* Begin *

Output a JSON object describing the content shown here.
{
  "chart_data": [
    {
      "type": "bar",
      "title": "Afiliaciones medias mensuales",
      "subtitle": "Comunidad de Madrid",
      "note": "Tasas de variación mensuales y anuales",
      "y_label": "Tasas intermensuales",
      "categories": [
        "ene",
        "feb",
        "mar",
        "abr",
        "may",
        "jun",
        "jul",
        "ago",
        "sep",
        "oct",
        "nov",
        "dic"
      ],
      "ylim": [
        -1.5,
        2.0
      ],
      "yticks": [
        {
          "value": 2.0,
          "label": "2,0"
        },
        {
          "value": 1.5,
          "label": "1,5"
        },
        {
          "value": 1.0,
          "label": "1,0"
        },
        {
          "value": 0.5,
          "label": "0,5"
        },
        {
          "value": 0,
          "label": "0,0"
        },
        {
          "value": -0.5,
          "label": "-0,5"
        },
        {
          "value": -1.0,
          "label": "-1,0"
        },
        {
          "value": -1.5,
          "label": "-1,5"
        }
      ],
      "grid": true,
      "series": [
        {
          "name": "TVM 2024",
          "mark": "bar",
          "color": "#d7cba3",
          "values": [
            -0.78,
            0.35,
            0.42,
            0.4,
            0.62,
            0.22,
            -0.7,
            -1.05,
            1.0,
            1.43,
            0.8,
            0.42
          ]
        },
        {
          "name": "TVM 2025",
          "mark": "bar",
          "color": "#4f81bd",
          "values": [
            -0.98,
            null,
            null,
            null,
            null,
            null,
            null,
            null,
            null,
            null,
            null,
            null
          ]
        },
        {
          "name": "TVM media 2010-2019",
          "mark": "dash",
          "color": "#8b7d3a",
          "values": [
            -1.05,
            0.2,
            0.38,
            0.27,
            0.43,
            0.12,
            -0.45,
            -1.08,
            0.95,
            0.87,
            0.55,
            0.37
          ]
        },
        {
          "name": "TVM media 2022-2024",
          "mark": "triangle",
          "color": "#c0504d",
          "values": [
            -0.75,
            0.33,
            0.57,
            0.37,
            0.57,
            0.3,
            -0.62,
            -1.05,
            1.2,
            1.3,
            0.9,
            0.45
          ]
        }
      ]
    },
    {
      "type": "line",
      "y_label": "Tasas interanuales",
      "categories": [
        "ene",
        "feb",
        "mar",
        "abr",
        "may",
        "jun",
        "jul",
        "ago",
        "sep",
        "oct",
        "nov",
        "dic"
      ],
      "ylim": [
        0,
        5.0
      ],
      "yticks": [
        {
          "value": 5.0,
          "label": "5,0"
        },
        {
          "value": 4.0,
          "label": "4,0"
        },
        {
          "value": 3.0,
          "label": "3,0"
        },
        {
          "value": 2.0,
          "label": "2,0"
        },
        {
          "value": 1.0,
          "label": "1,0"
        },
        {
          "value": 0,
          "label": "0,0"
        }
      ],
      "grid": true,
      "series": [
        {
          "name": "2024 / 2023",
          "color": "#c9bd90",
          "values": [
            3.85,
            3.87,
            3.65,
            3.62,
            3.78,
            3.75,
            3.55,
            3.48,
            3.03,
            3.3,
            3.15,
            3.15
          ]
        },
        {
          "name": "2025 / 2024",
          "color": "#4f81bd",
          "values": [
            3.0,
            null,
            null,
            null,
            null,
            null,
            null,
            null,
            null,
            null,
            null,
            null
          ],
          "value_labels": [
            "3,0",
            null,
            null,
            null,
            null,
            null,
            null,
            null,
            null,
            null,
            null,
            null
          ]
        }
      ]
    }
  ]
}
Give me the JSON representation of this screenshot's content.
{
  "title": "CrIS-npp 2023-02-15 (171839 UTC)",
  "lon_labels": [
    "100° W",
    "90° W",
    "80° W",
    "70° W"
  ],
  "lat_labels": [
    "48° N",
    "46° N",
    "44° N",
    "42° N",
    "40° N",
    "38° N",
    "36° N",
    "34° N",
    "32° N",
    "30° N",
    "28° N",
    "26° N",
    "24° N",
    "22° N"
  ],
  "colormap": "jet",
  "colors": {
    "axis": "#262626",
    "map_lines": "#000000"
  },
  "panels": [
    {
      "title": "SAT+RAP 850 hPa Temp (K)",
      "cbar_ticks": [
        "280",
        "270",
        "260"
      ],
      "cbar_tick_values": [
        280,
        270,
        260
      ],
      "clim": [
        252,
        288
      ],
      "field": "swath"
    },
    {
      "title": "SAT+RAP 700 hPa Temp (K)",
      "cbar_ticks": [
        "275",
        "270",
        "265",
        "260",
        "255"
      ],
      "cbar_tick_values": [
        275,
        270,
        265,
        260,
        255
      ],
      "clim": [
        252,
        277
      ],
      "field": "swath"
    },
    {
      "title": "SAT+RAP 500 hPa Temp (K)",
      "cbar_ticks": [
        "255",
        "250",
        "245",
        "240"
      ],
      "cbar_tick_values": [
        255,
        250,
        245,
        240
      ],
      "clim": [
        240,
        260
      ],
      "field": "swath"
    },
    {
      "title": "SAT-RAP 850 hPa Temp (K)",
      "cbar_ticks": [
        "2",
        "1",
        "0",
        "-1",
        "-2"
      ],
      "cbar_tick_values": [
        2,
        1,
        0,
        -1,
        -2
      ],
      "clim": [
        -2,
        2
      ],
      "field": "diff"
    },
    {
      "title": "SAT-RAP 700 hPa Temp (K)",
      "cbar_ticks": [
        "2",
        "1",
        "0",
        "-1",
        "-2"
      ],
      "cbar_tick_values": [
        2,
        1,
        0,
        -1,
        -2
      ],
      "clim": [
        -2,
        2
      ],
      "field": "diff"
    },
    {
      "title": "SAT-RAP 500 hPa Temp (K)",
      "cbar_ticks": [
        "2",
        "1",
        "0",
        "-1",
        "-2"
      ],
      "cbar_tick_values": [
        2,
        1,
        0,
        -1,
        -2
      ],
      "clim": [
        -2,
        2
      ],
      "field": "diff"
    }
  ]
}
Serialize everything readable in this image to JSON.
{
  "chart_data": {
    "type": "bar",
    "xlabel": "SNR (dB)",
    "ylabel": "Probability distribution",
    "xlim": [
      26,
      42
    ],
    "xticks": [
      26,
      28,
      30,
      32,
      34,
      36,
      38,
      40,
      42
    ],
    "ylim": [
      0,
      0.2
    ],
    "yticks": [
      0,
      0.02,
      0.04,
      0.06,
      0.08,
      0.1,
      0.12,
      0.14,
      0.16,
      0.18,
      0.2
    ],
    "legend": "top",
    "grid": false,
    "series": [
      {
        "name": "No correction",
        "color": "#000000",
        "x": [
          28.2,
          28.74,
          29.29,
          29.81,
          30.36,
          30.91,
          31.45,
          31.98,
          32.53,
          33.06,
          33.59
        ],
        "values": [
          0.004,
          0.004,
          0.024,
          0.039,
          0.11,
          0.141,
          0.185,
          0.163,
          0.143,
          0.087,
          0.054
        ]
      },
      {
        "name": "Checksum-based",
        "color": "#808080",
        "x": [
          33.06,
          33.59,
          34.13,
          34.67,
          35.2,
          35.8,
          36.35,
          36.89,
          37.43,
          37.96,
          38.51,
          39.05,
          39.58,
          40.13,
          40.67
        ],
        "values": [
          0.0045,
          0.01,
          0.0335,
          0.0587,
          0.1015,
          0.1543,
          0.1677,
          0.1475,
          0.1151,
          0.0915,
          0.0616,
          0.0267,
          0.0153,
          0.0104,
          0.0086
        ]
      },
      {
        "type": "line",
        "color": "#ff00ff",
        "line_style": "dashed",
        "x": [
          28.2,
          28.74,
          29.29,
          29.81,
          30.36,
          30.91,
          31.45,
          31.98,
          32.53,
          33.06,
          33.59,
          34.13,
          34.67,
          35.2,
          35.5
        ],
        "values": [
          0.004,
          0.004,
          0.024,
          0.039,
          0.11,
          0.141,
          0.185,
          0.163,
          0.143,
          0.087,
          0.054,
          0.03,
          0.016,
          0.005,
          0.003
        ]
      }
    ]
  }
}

* End *

How many of the lines above hold "Temp"? Answer with only the number.

6